### TASK STATEMENT
Copy each line of the entries that contains the word "tracks".

** begin SUPPLIED MATERIAL **

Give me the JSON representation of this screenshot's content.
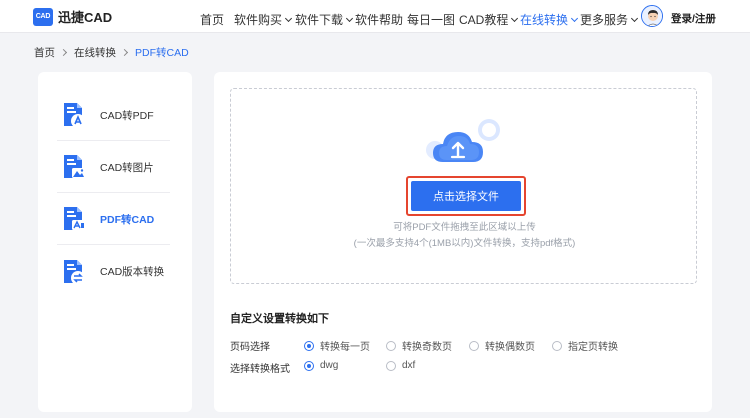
{
  "header": {
    "logo_mark": "CAD",
    "logo_text": "迅捷CAD",
    "nav": [
      {
        "label": "首页",
        "dropdown": false,
        "active": false
      },
      {
        "label": "软件购买",
        "dropdown": true,
        "active": false
      },
      {
        "label": "软件下载",
        "dropdown": true,
        "active": false
      },
      {
        "label": "软件帮助",
        "dropdown": false,
        "active": false
      },
      {
        "label": "每日一图",
        "dropdown": false,
        "active": false
      },
      {
        "label": "CAD教程",
        "dropdown": true,
        "active": false
      },
      {
        "label": "在线转换",
        "dropdown": true,
        "active": true
      },
      {
        "label": "更多服务",
        "dropdown": true,
        "active": false
      }
    ],
    "login": "登录/注册"
  },
  "breadcrumb": [
    "首页",
    "在线转换",
    "PDF转CAD"
  ],
  "sidebar": {
    "items": [
      {
        "label": "CAD转PDF",
        "active": false,
        "icon": "cad-to-pdf-icon"
      },
      {
        "label": "CAD转图片",
        "active": false,
        "icon": "cad-to-image-icon"
      },
      {
        "label": "PDF转CAD",
        "active": true,
        "icon": "pdf-to-cad-icon"
      },
      {
        "label": "CAD版本转换",
        "active": false,
        "icon": "cad-version-icon"
      }
    ]
  },
  "upload": {
    "button": "点击选择文件",
    "hint1": "可将PDF文件拖拽至此区域以上传",
    "hint2": "(一次最多支持4个(1MB以内)文件转换，支持pdf格式)"
  },
  "settings": {
    "title": "自定义设置转换如下",
    "page_select": {
      "label": "页码选择",
      "options": [
        "转换每一页",
        "转换奇数页",
        "转换偶数页",
        "指定页转换"
      ],
      "selected": 0
    },
    "format_select": {
      "label": "选择转换格式",
      "options": [
        "dwg",
        "dxf"
      ],
      "selected": 0
    }
  },
  "colors": {
    "accent": "#2c6fef",
    "highlight": "#e5452f"
  }
}
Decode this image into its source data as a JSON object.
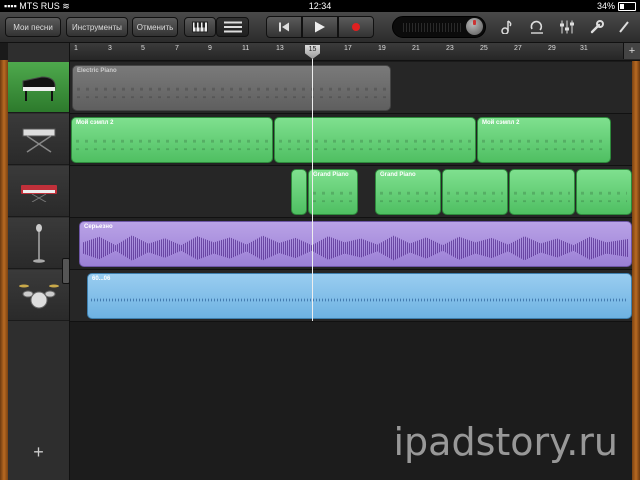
{
  "status": {
    "carrier": "MTS RUS",
    "time": "12:34",
    "battery": "34%"
  },
  "toolbar": {
    "my_songs": "Мои песни",
    "instruments": "Инструменты",
    "undo": "Отменить",
    "view_keyboard_icon": "piano-keys-icon",
    "view_tracks_icon": "tracks-list-icon",
    "rewind_icon": "skip-to-start-icon",
    "play_icon": "play-icon",
    "record_icon": "record-icon",
    "metronome_icon": "metronome-icon",
    "loop_icon": "loop-icon",
    "mixer_icon": "mixer-icon",
    "settings_icon": "wrench-icon",
    "record_color": "#e02020"
  },
  "ruler": {
    "bars": [
      "1",
      "3",
      "5",
      "7",
      "9",
      "11",
      "13",
      "15",
      "17",
      "19",
      "21",
      "23",
      "25",
      "27",
      "29",
      "31"
    ],
    "playhead_bar": "15",
    "add_section": "+"
  },
  "tracks": [
    {
      "instrument": "grand-piano",
      "selected": true,
      "regions": [
        {
          "name": "Electric Piano",
          "style": "grey"
        }
      ]
    },
    {
      "instrument": "keyboard-stand",
      "selected": false,
      "regions": [
        {
          "name": "Мой сэмпл 2",
          "style": "green"
        },
        {
          "name": "",
          "style": "green"
        },
        {
          "name": "Мой сэмпл 2",
          "style": "green"
        }
      ]
    },
    {
      "instrument": "synth-keyboard",
      "selected": false,
      "regions": [
        {
          "name": "",
          "style": "green"
        },
        {
          "name": "Grand Piano",
          "style": "green"
        },
        {
          "name": "Grand Piano",
          "style": "green"
        },
        {
          "name": "",
          "style": "green"
        },
        {
          "name": "",
          "style": "green"
        },
        {
          "name": "",
          "style": "green"
        }
      ]
    },
    {
      "instrument": "microphone",
      "selected": false,
      "regions": [
        {
          "name": "Серьезно",
          "style": "purple"
        }
      ]
    },
    {
      "instrument": "drum-kit",
      "selected": false,
      "regions": [
        {
          "name": "60...06",
          "style": "blue"
        }
      ]
    }
  ],
  "add_track": "+",
  "watermark": "ipadstory.ru"
}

** end SUPPLIED MATERIAL **

### RESULT OF THE TASK
    "view_tracks_icon": "tracks-list-icon",
  "tracks": [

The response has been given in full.